STATED GOAL » Copy all lines below exactly as written. Leave pictures out.

Stored entries
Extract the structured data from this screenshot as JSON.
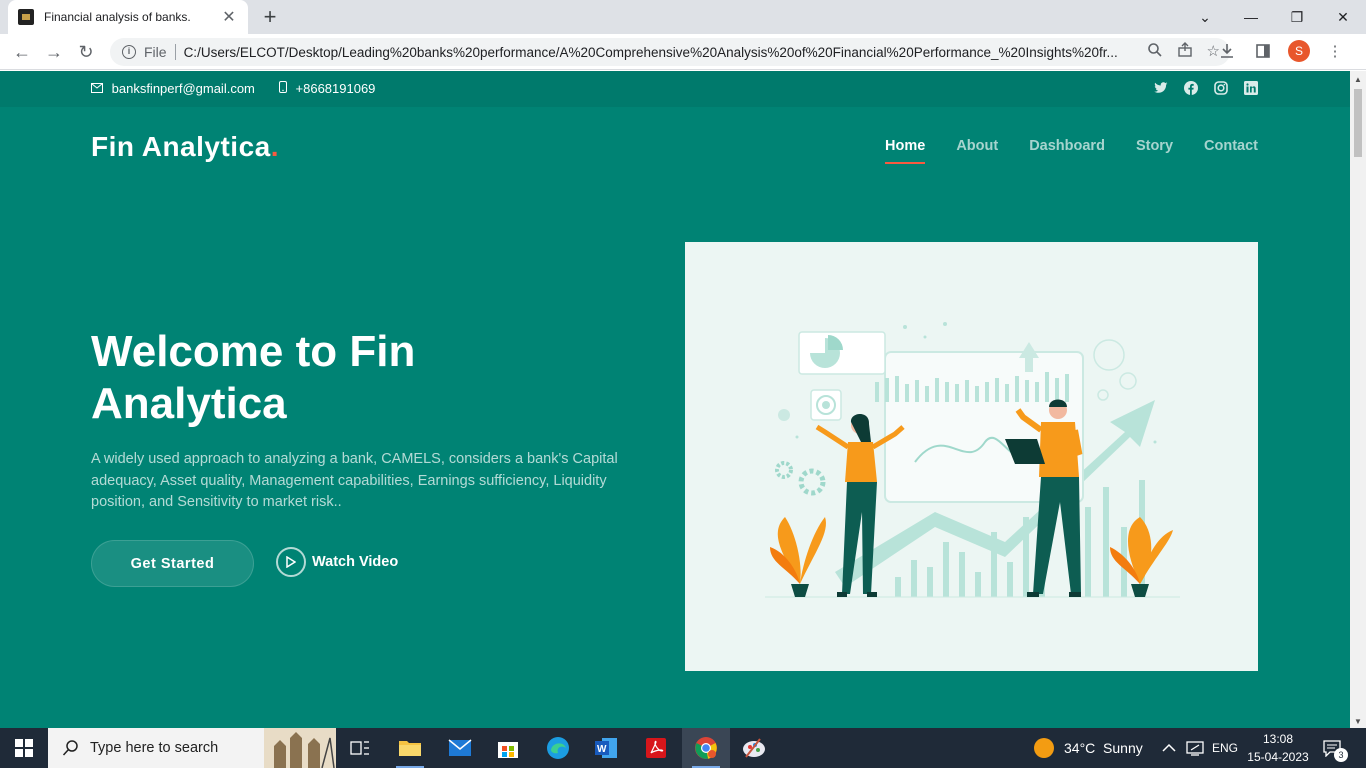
{
  "browser": {
    "tab_title": "Financial analysis of banks.",
    "omnibox_scheme": "File",
    "url": "C:/Users/ELCOT/Desktop/Leading%20banks%20performance/A%20Comprehensive%20Analysis%20of%20Financial%20Performance_%20Insights%20fr...",
    "profile_initial": "S"
  },
  "topbar": {
    "email": "banksfinperf@gmail.com",
    "phone": "+8668191069",
    "socials": [
      "twitter-icon",
      "facebook-icon",
      "instagram-icon",
      "linkedin-icon"
    ]
  },
  "header": {
    "logo": "Fin Analytica",
    "logo_dot": ".",
    "nav": [
      {
        "label": "Home",
        "active": true
      },
      {
        "label": "About",
        "active": false
      },
      {
        "label": "Dashboard",
        "active": false
      },
      {
        "label": "Story",
        "active": false
      },
      {
        "label": "Contact",
        "active": false
      }
    ]
  },
  "hero": {
    "title": "Welcome to Fin Analytica",
    "description": "A widely used approach to analyzing a bank, CAMELS, considers a bank's Capital adequacy, Asset quality, Management capabilities, Earnings sufficiency, Liquidity position, and Sensitivity to market risk..",
    "cta_primary": "Get Started",
    "cta_secondary": "Watch Video"
  },
  "taskbar": {
    "search_placeholder": "Type here to search",
    "weather": "34°C  Sunny",
    "language": "ENG",
    "time": "13:08",
    "date": "15-04-2023",
    "notifications": "3"
  },
  "colors": {
    "brand": "#008374",
    "accent": "#f85a40",
    "illustration_bg": "#ecf6f3"
  }
}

THE RESPONSE »
Extract the structured data from this screenshot as JSON.
{
  "browser": {
    "tab_title": "Financial analysis of banks.",
    "omnibox_scheme": "File",
    "url": "C:/Users/ELCOT/Desktop/Leading%20banks%20performance/A%20Comprehensive%20Analysis%20of%20Financial%20Performance_%20Insights%20fr...",
    "profile_initial": "S"
  },
  "topbar": {
    "email": "banksfinperf@gmail.com",
    "phone": "+8668191069",
    "socials": [
      "twitter-icon",
      "facebook-icon",
      "instagram-icon",
      "linkedin-icon"
    ]
  },
  "header": {
    "logo": "Fin Analytica",
    "logo_dot": ".",
    "nav": [
      {
        "label": "Home",
        "active": true
      },
      {
        "label": "About",
        "active": false
      },
      {
        "label": "Dashboard",
        "active": false
      },
      {
        "label": "Story",
        "active": false
      },
      {
        "label": "Contact",
        "active": false
      }
    ]
  },
  "hero": {
    "title": "Welcome to Fin Analytica",
    "description": "A widely used approach to analyzing a bank, CAMELS, considers a bank's Capital adequacy, Asset quality, Management capabilities, Earnings sufficiency, Liquidity position, and Sensitivity to market risk..",
    "cta_primary": "Get Started",
    "cta_secondary": "Watch Video"
  },
  "taskbar": {
    "search_placeholder": "Type here to search",
    "weather": "34°C  Sunny",
    "language": "ENG",
    "time": "13:08",
    "date": "15-04-2023",
    "notifications": "3"
  },
  "colors": {
    "brand": "#008374",
    "accent": "#f85a40",
    "illustration_bg": "#ecf6f3"
  }
}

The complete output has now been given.